Copy all lines below exactly as written. Leave pictures out.

Dataset rows:
-*-*-

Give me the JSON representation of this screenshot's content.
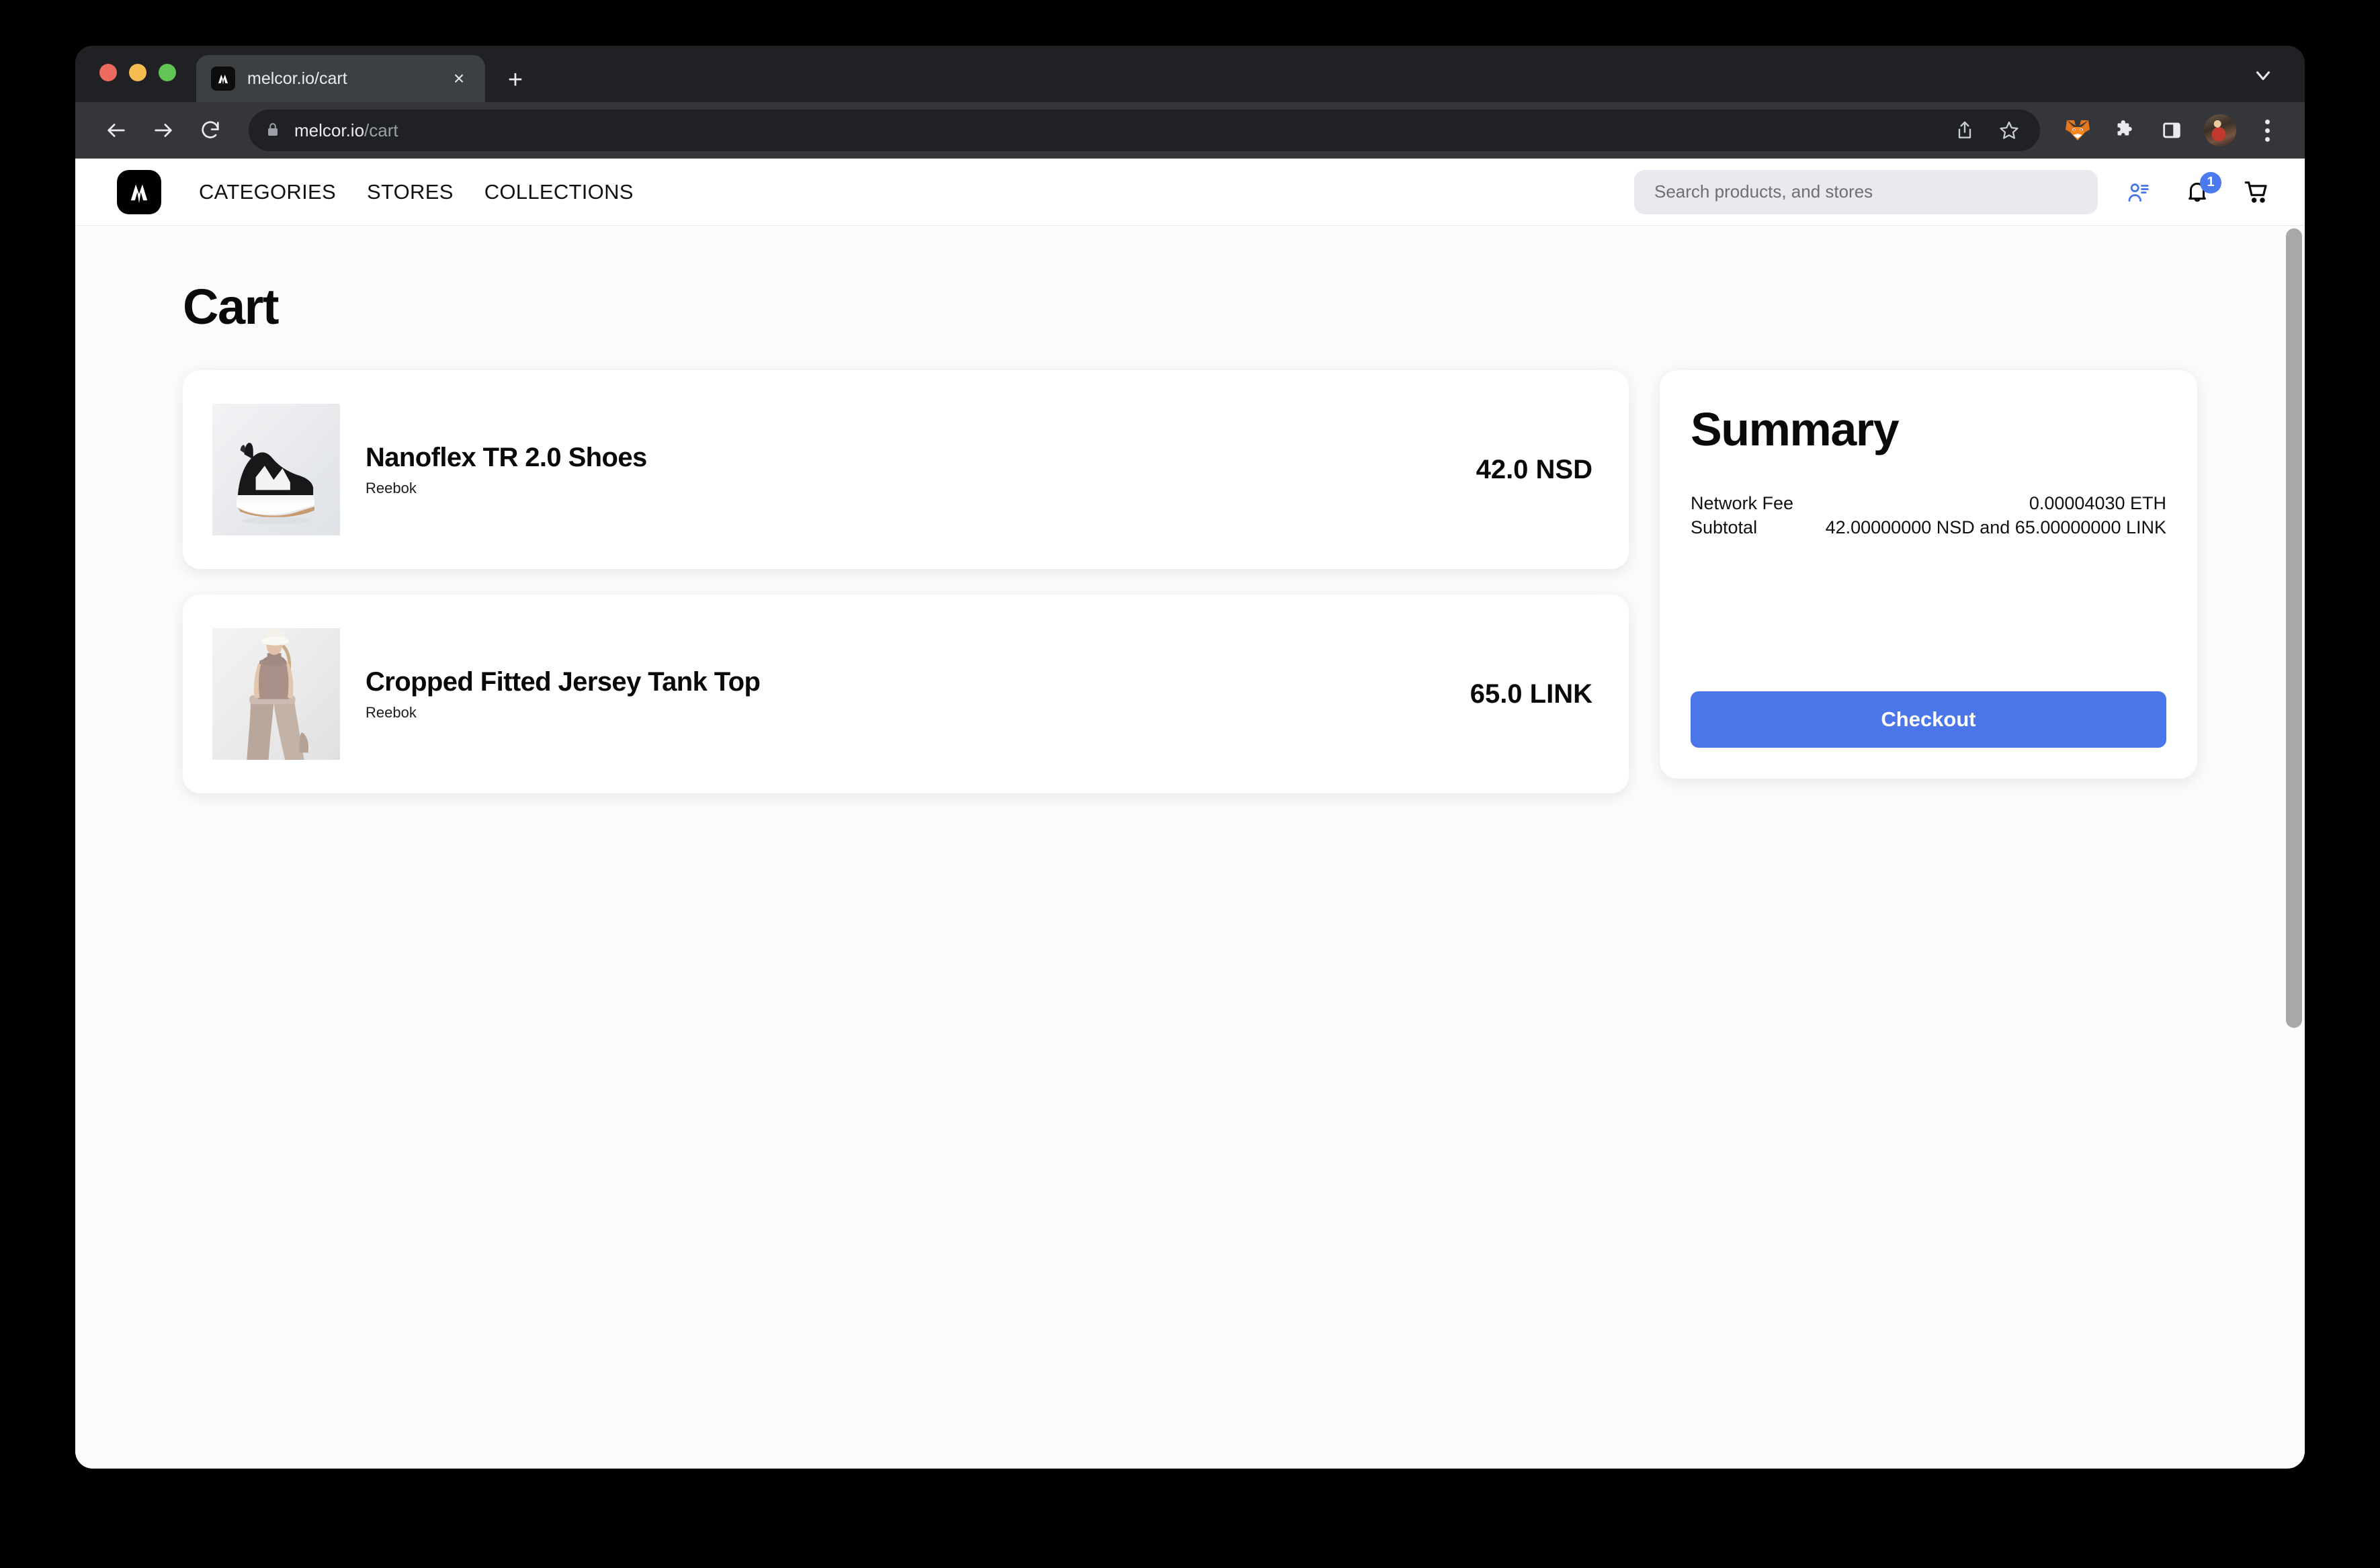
{
  "browser": {
    "tab": {
      "title": "melcor.io/cart",
      "favicon": "melcor-logo-icon",
      "close_label": "×"
    },
    "new_tab_label": "+",
    "nav": {
      "back": "back-arrow",
      "forward": "forward-arrow",
      "reload": "reload-arrow"
    },
    "omnibox": {
      "url_domain": "melcor.io",
      "url_path": "/cart",
      "lock": "lock-icon"
    },
    "toolbar_icons": [
      "share-icon",
      "bookmark-star-icon",
      "metamask-fox-icon",
      "extensions-puzzle-icon",
      "side-panel-icon",
      "profile-avatar",
      "more-menu-icon"
    ]
  },
  "site": {
    "brand": "melcor-logo",
    "nav": [
      {
        "label": "CATEGORIES",
        "name": "nav-categories"
      },
      {
        "label": "STORES",
        "name": "nav-stores"
      },
      {
        "label": "COLLECTIONS",
        "name": "nav-collections"
      }
    ],
    "search": {
      "placeholder": "Search products, and stores",
      "value": ""
    },
    "icons": {
      "account": "user-list-icon",
      "notifications": "bell-icon",
      "notification_count": "1",
      "cart": "shopping-cart-icon"
    },
    "accent_blue": "#4a76ea",
    "badge_blue": "#4a7aed"
  },
  "page": {
    "title": "Cart"
  },
  "cart": {
    "items": [
      {
        "name": "Nanoflex TR 2.0 Shoes",
        "brand": "Reebok",
        "price": "42.0 NSD",
        "thumb": "black-sneaker-photo"
      },
      {
        "name": "Cropped Fitted Jersey Tank Top",
        "brand": "Reebok",
        "price": "65.0 LINK",
        "thumb": "model-beige-outfit-photo"
      }
    ]
  },
  "summary": {
    "title": "Summary",
    "rows": [
      {
        "label": "Network Fee",
        "value": "0.00004030 ETH"
      },
      {
        "label": "Subtotal",
        "value": "42.00000000 NSD and 65.00000000 LINK"
      }
    ],
    "checkout_label": "Checkout"
  }
}
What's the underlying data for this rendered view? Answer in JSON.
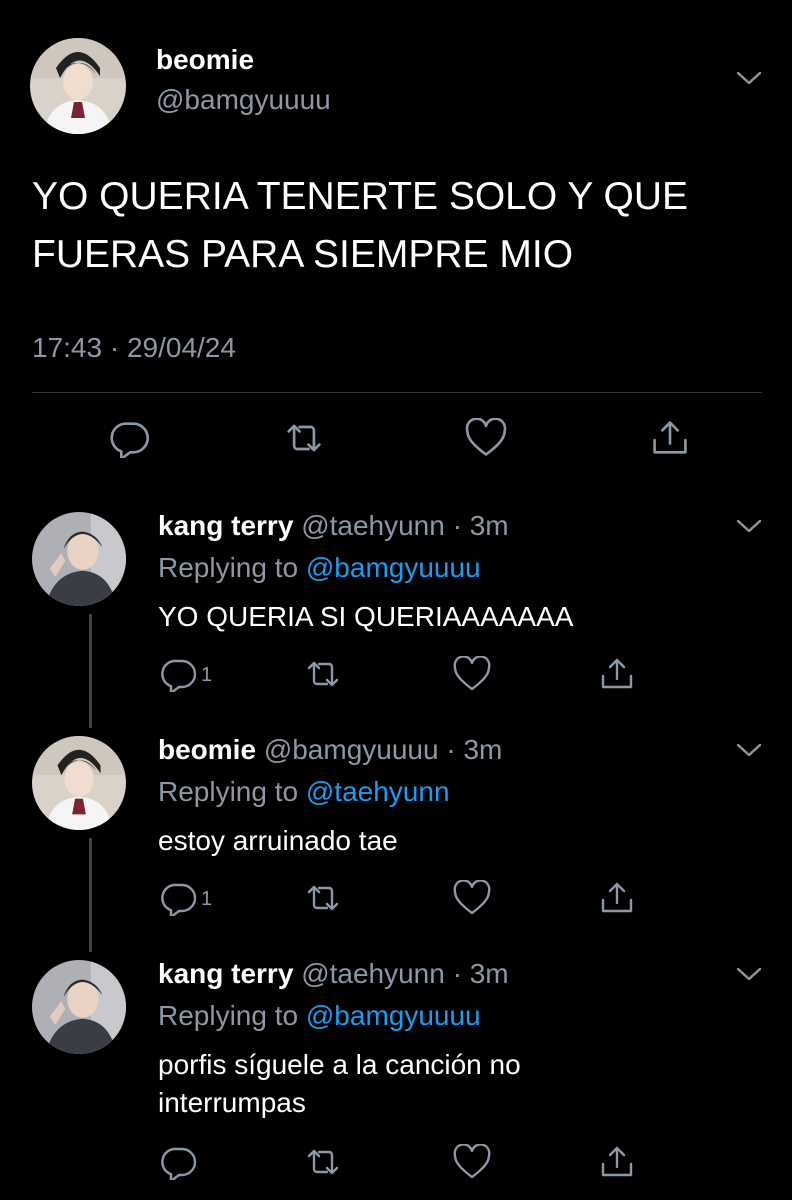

-*-*-

#### RESULT BELOW:
Give me the JSON representation of this screenshot's content.
{
  "browser": {
    "tab": {
      "title": "melcor.io/cart",
      "favicon": "melcor-logo-icon",
      "close_label": "×"
    },
    "new_tab_label": "+",
    "nav": {
      "back": "back-arrow",
      "forward": "forward-arrow",
      "reload": "reload-arrow"
    },
    "omnibox": {
      "url_domain": "melcor.io",
      "url_path": "/cart",
      "lock": "lock-icon"
    },
    "toolbar_icons": [
      "share-icon",
      "bookmark-star-icon",
      "metamask-fox-icon",
      "extensions-puzzle-icon",
      "side-panel-icon",
      "profile-avatar",
      "more-menu-icon"
    ]
  },
  "site": {
    "brand": "melcor-logo",
    "nav": [
      {
        "label": "CATEGORIES",
        "name": "nav-categories"
      },
      {
        "label": "STORES",
        "name": "nav-stores"
      },
      {
        "label": "COLLECTIONS",
        "name": "nav-collections"
      }
    ],
    "search": {
      "placeholder": "Search products, and stores",
      "value": ""
    },
    "icons": {
      "account": "user-list-icon",
      "notifications": "bell-icon",
      "notification_count": "1",
      "cart": "shopping-cart-icon"
    },
    "accent_blue": "#4a76ea",
    "badge_blue": "#4a7aed"
  },
  "page": {
    "title": "Cart"
  },
  "cart": {
    "items": [
      {
        "name": "Nanoflex TR 2.0 Shoes",
        "brand": "Reebok",
        "price": "42.0 NSD",
        "thumb": "black-sneaker-photo"
      },
      {
        "name": "Cropped Fitted Jersey Tank Top",
        "brand": "Reebok",
        "price": "65.0 LINK",
        "thumb": "model-beige-outfit-photo"
      }
    ]
  },
  "summary": {
    "title": "Summary",
    "rows": [
      {
        "label": "Network Fee",
        "value": "0.00004030 ETH"
      },
      {
        "label": "Subtotal",
        "value": "42.00000000 NSD and 65.00000000 LINK"
      }
    ],
    "checkout_label": "Checkout"
  }
}
What's the underlying data for this rendered view? Answer in JSON.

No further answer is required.